### [Items listed in a dataset]

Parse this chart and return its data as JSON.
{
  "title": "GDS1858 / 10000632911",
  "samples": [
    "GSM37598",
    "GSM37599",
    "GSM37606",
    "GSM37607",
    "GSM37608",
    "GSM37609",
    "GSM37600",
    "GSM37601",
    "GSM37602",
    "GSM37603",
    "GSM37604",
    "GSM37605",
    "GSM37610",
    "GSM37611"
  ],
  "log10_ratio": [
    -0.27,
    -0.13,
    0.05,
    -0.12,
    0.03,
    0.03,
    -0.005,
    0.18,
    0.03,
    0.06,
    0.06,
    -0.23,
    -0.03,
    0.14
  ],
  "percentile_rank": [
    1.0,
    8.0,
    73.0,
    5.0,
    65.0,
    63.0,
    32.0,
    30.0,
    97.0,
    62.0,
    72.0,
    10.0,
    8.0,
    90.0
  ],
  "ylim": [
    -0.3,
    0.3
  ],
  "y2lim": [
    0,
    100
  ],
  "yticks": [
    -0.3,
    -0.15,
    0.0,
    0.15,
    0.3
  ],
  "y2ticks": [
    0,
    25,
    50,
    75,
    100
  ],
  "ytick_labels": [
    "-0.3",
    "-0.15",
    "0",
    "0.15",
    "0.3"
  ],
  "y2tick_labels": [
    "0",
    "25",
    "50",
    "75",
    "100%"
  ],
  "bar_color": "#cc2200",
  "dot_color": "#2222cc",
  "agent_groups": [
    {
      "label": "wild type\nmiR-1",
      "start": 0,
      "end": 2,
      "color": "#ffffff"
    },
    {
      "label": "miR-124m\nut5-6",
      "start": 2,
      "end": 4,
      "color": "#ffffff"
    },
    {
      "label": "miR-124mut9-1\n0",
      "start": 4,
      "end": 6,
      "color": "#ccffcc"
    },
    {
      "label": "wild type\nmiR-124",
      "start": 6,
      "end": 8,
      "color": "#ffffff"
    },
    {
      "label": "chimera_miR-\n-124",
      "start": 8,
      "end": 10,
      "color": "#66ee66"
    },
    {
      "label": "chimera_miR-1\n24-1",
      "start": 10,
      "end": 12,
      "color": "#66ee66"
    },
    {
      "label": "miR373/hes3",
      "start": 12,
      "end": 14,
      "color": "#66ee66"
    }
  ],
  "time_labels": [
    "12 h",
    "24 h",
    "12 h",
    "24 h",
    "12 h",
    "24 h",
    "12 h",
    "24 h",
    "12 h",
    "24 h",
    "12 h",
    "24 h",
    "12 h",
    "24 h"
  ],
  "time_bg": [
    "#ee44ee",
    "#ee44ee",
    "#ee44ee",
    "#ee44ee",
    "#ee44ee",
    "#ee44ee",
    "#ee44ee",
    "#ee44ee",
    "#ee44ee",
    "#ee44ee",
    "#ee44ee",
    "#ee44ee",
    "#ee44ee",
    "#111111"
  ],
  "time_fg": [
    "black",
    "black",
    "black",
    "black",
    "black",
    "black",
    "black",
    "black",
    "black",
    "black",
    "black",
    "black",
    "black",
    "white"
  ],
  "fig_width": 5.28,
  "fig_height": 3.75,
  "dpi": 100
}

### [TASK DIRECTIONS]
Would you reproduce all the entries exactly?

### [SOLUTION]
Parse this chart and return its data as JSON.
{
  "title": "GDS1858 / 10000632911",
  "samples": [
    "GSM37598",
    "GSM37599",
    "GSM37606",
    "GSM37607",
    "GSM37608",
    "GSM37609",
    "GSM37600",
    "GSM37601",
    "GSM37602",
    "GSM37603",
    "GSM37604",
    "GSM37605",
    "GSM37610",
    "GSM37611"
  ],
  "log10_ratio": [
    -0.27,
    -0.13,
    0.05,
    -0.12,
    0.03,
    0.03,
    -0.005,
    0.18,
    0.03,
    0.06,
    0.06,
    -0.23,
    -0.03,
    0.14
  ],
  "percentile_rank": [
    1.0,
    8.0,
    73.0,
    5.0,
    65.0,
    63.0,
    32.0,
    30.0,
    97.0,
    62.0,
    72.0,
    10.0,
    8.0,
    90.0
  ],
  "ylim": [
    -0.3,
    0.3
  ],
  "y2lim": [
    0,
    100
  ],
  "yticks": [
    -0.3,
    -0.15,
    0.0,
    0.15,
    0.3
  ],
  "y2ticks": [
    0,
    25,
    50,
    75,
    100
  ],
  "ytick_labels": [
    "-0.3",
    "-0.15",
    "0",
    "0.15",
    "0.3"
  ],
  "y2tick_labels": [
    "0",
    "25",
    "50",
    "75",
    "100%"
  ],
  "bar_color": "#cc2200",
  "dot_color": "#2222cc",
  "agent_groups": [
    {
      "label": "wild type\nmiR-1",
      "start": 0,
      "end": 2,
      "color": "#ffffff"
    },
    {
      "label": "miR-124m\nut5-6",
      "start": 2,
      "end": 4,
      "color": "#ffffff"
    },
    {
      "label": "miR-124mut9-1\n0",
      "start": 4,
      "end": 6,
      "color": "#ccffcc"
    },
    {
      "label": "wild type\nmiR-124",
      "start": 6,
      "end": 8,
      "color": "#ffffff"
    },
    {
      "label": "chimera_miR-\n-124",
      "start": 8,
      "end": 10,
      "color": "#66ee66"
    },
    {
      "label": "chimera_miR-1\n24-1",
      "start": 10,
      "end": 12,
      "color": "#66ee66"
    },
    {
      "label": "miR373/hes3",
      "start": 12,
      "end": 14,
      "color": "#66ee66"
    }
  ],
  "time_labels": [
    "12 h",
    "24 h",
    "12 h",
    "24 h",
    "12 h",
    "24 h",
    "12 h",
    "24 h",
    "12 h",
    "24 h",
    "12 h",
    "24 h",
    "12 h",
    "24 h"
  ],
  "time_bg": [
    "#ee44ee",
    "#ee44ee",
    "#ee44ee",
    "#ee44ee",
    "#ee44ee",
    "#ee44ee",
    "#ee44ee",
    "#ee44ee",
    "#ee44ee",
    "#ee44ee",
    "#ee44ee",
    "#ee44ee",
    "#ee44ee",
    "#111111"
  ],
  "time_fg": [
    "black",
    "black",
    "black",
    "black",
    "black",
    "black",
    "black",
    "black",
    "black",
    "black",
    "black",
    "black",
    "black",
    "white"
  ],
  "fig_width": 5.28,
  "fig_height": 3.75,
  "dpi": 100
}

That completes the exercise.